Work required: Comb through the entries for "Libre" and pull out each line that holds it.

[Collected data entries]
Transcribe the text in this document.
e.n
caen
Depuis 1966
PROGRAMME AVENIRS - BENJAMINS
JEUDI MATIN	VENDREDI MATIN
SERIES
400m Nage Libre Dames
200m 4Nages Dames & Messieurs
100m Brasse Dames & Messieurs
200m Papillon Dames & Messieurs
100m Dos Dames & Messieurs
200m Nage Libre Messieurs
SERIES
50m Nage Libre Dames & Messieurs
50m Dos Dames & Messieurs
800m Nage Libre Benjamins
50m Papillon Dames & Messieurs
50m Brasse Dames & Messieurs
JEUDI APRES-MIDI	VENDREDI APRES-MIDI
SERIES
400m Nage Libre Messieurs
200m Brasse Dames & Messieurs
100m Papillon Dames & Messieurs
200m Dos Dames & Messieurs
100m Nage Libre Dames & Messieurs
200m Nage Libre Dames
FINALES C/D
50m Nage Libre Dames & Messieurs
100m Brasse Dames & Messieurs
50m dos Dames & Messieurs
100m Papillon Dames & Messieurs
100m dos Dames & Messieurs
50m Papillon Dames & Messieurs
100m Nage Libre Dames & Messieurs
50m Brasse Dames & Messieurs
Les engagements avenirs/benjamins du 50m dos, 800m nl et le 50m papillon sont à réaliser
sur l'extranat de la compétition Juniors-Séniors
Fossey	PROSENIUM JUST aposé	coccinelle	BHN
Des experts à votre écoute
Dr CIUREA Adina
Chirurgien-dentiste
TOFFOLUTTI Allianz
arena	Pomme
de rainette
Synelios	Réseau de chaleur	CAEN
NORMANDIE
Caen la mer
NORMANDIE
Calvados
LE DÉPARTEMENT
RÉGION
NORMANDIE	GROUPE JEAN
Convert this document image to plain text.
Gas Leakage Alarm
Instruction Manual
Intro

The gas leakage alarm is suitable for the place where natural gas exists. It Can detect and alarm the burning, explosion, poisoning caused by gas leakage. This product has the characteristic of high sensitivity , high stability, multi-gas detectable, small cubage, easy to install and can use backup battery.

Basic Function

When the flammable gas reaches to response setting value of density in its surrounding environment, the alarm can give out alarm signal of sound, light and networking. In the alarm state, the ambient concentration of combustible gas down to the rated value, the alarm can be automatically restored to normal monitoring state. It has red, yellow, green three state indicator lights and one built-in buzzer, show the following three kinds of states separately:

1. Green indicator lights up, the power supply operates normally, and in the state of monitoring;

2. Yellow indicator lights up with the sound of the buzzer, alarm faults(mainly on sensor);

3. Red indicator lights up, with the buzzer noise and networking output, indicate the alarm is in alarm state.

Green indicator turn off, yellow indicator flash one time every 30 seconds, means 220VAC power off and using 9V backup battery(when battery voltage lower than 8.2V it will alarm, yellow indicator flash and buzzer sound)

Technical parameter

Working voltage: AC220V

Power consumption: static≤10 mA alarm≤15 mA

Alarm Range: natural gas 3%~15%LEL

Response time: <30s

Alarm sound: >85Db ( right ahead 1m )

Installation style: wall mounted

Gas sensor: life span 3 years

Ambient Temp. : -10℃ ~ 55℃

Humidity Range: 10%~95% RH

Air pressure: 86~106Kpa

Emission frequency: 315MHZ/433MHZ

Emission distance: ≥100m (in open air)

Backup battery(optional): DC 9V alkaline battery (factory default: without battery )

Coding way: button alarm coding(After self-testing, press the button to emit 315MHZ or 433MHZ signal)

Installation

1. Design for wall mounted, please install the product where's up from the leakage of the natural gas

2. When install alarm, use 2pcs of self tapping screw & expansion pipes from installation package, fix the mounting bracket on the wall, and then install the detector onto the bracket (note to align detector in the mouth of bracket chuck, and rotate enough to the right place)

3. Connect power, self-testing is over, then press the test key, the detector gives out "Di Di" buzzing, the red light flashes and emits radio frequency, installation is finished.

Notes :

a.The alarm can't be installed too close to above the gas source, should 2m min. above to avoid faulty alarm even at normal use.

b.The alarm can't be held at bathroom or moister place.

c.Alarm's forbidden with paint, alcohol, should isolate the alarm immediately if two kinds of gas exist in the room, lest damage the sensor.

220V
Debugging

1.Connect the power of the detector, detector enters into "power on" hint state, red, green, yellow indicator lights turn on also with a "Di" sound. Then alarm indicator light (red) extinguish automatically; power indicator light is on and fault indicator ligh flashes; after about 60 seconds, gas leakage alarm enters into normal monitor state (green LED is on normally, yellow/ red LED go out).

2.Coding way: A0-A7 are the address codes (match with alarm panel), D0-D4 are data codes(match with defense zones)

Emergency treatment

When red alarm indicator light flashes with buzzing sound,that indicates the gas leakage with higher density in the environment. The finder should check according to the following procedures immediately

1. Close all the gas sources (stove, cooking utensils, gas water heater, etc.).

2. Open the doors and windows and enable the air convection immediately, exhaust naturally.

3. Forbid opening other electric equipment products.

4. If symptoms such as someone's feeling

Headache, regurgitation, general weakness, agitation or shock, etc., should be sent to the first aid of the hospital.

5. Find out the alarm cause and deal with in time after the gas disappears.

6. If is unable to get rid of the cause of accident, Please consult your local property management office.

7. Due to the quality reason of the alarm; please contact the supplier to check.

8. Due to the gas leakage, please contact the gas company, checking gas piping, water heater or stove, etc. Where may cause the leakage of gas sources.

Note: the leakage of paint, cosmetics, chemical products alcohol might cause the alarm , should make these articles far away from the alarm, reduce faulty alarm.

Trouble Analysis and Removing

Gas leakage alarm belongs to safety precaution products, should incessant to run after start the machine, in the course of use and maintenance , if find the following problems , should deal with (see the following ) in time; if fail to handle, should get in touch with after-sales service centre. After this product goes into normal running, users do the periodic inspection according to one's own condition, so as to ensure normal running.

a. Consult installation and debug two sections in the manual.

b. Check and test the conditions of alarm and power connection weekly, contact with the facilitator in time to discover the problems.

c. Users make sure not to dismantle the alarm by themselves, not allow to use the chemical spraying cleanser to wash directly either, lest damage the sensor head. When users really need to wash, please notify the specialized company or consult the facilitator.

==

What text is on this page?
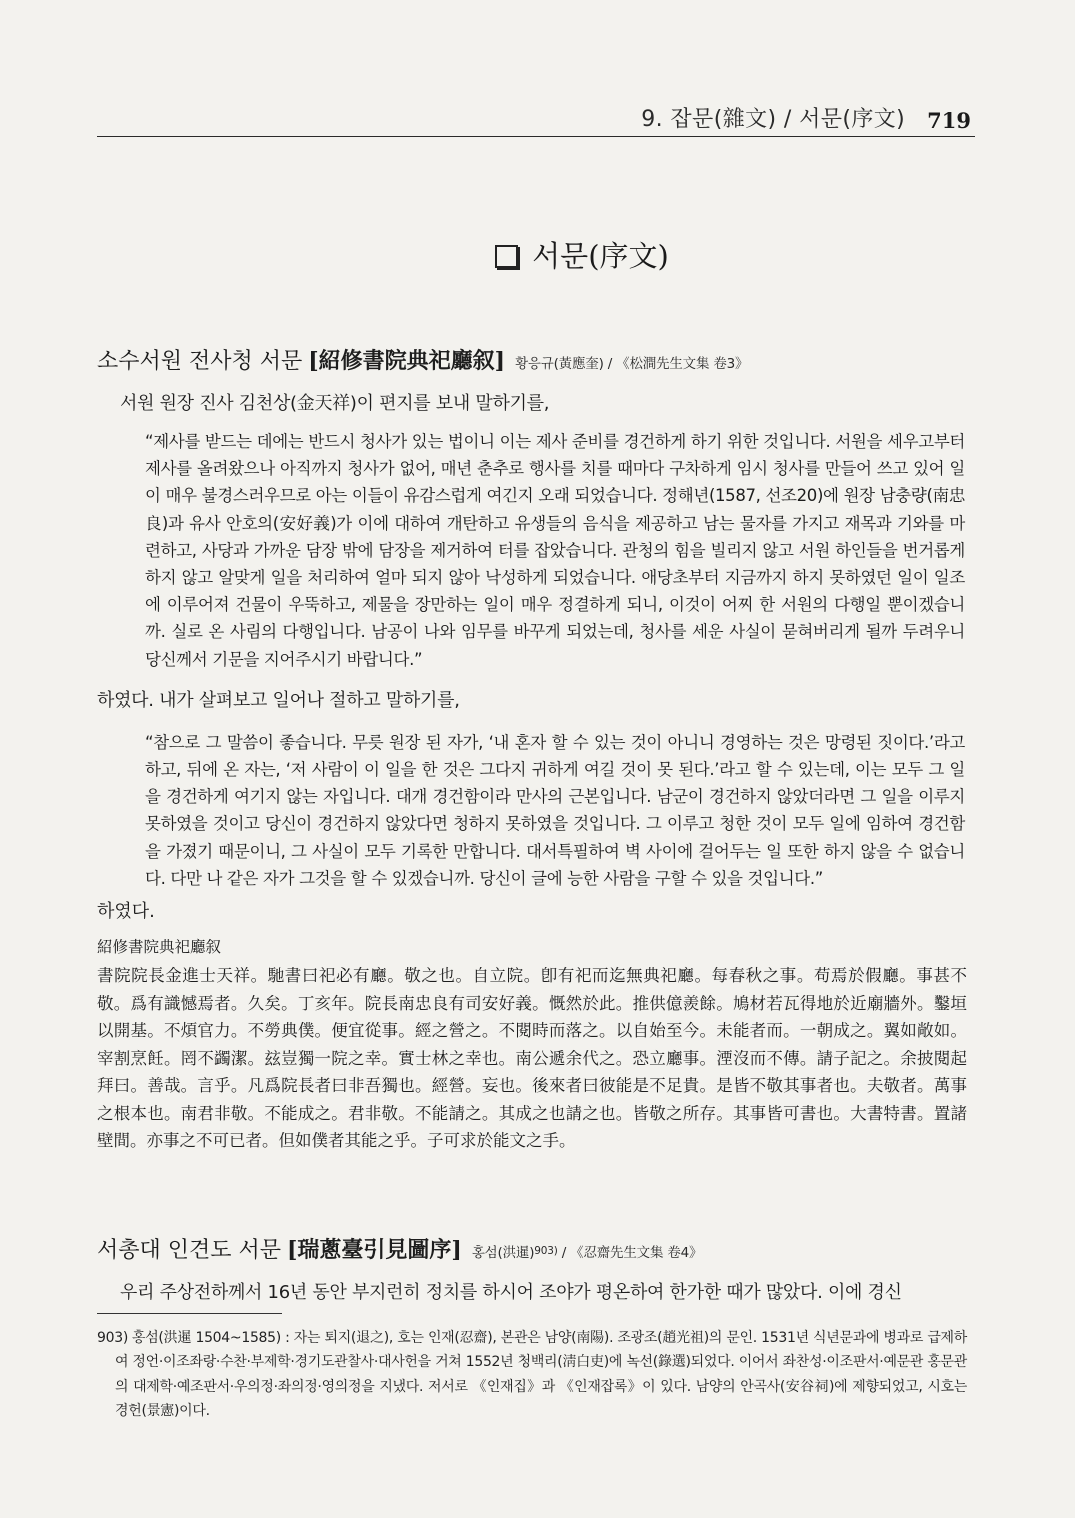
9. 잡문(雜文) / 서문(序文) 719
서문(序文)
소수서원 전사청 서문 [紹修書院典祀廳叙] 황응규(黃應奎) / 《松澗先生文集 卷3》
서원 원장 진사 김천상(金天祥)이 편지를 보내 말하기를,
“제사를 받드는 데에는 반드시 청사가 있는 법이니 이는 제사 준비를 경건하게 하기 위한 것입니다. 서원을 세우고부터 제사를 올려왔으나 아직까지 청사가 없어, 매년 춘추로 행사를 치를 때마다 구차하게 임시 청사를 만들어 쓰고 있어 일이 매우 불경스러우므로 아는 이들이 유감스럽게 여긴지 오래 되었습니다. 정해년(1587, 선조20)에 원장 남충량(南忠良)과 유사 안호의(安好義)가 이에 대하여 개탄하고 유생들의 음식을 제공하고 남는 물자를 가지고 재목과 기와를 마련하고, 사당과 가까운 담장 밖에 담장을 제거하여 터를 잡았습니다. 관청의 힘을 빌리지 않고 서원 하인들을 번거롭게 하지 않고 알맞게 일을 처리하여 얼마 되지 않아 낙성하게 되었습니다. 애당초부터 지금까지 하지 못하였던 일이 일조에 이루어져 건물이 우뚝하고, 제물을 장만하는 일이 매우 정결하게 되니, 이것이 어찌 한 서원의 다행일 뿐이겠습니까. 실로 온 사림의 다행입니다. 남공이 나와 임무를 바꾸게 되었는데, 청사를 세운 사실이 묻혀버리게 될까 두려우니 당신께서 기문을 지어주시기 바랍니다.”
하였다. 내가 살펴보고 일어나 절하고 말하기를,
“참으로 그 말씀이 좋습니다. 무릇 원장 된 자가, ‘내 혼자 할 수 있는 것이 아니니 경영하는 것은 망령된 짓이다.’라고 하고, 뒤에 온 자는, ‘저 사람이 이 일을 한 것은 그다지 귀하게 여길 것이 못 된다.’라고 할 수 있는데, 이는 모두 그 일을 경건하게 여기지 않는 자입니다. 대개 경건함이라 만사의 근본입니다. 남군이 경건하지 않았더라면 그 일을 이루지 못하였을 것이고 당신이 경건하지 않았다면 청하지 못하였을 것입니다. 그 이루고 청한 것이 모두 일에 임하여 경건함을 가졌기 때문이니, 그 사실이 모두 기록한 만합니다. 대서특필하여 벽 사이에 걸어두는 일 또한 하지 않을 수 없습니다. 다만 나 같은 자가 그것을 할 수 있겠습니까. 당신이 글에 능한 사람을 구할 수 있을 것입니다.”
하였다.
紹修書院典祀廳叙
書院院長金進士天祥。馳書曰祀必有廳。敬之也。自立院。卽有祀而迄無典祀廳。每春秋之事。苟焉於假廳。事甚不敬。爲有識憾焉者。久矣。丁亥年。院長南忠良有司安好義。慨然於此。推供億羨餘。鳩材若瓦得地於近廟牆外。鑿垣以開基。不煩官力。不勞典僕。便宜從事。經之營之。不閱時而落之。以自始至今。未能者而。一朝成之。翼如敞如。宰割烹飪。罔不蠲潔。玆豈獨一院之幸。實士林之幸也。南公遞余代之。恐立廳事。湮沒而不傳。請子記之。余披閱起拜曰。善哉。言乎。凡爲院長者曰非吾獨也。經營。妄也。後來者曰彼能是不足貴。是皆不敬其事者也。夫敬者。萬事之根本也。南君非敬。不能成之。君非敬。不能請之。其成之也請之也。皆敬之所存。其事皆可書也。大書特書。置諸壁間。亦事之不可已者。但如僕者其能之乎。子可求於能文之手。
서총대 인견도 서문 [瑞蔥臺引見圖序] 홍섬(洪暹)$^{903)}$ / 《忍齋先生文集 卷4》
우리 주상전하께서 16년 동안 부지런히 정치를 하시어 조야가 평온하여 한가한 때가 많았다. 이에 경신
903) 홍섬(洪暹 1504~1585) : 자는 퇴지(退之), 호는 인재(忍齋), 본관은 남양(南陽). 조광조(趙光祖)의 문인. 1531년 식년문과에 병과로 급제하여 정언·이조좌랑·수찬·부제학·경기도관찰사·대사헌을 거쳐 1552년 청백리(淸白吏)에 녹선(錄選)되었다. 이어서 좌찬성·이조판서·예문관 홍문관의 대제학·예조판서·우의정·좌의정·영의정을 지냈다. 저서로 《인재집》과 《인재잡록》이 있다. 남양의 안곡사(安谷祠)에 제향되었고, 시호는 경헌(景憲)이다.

---

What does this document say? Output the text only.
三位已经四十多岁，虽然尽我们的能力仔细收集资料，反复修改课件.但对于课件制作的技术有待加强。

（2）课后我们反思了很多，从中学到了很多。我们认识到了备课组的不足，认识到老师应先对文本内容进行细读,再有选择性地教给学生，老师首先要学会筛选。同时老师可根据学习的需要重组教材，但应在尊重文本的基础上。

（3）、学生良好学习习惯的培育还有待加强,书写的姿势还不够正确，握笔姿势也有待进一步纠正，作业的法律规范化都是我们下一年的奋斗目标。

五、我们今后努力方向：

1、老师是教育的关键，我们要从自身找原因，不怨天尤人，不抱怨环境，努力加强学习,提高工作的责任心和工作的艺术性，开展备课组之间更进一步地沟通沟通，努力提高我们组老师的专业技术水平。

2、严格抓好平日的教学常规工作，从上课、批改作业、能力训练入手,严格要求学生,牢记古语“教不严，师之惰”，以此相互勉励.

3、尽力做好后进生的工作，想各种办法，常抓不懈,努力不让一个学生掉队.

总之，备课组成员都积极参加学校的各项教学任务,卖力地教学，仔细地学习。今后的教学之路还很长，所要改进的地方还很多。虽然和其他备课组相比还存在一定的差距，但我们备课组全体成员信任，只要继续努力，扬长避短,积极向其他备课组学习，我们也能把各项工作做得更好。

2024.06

Output:
400m Nage Libre Dames
200m Nage Libre Messieurs
50m Nage Libre Dames & Messieurs
800m Nage Libre Benjamins
400m Nage Libre Messieurs
100m Nage Libre Dames & Messieurs
200m Nage Libre Dames
50m Nage Libre Dames & Messieurs
100m Nage Libre Dames & Messieurs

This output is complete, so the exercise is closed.